Exercise = Wherever the word "from" shows up in a line, please copy that line.

Supplied material =
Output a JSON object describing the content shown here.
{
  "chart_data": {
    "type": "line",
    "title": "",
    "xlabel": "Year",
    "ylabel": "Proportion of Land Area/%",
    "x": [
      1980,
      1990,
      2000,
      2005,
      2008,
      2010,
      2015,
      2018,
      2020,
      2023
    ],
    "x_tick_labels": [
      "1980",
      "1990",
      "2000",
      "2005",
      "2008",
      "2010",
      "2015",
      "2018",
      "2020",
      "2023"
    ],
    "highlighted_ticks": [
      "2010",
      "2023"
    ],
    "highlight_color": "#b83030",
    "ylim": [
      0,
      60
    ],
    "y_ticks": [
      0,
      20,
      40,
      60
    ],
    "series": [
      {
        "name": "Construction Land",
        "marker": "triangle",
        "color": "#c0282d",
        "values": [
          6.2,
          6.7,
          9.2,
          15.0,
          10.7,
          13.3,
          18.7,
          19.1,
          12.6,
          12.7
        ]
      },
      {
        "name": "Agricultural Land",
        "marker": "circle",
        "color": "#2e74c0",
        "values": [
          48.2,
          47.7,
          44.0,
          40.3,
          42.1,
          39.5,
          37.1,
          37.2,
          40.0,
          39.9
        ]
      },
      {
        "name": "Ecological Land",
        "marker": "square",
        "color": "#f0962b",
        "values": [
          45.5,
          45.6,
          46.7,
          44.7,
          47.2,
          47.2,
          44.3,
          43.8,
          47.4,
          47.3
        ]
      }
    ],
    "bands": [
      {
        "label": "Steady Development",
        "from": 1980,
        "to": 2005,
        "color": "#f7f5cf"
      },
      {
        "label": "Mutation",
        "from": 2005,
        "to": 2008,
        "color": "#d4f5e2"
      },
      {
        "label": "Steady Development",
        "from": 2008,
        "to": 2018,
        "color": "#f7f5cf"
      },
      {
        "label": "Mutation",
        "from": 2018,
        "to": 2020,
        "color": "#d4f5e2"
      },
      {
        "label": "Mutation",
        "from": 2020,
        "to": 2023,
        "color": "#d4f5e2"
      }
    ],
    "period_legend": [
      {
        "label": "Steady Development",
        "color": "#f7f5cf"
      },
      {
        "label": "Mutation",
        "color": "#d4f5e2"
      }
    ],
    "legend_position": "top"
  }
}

Final result =
        "from": 1980,
        "from": 2005,
        "from": 2008,
        "from": 2018,
        "from": 2020,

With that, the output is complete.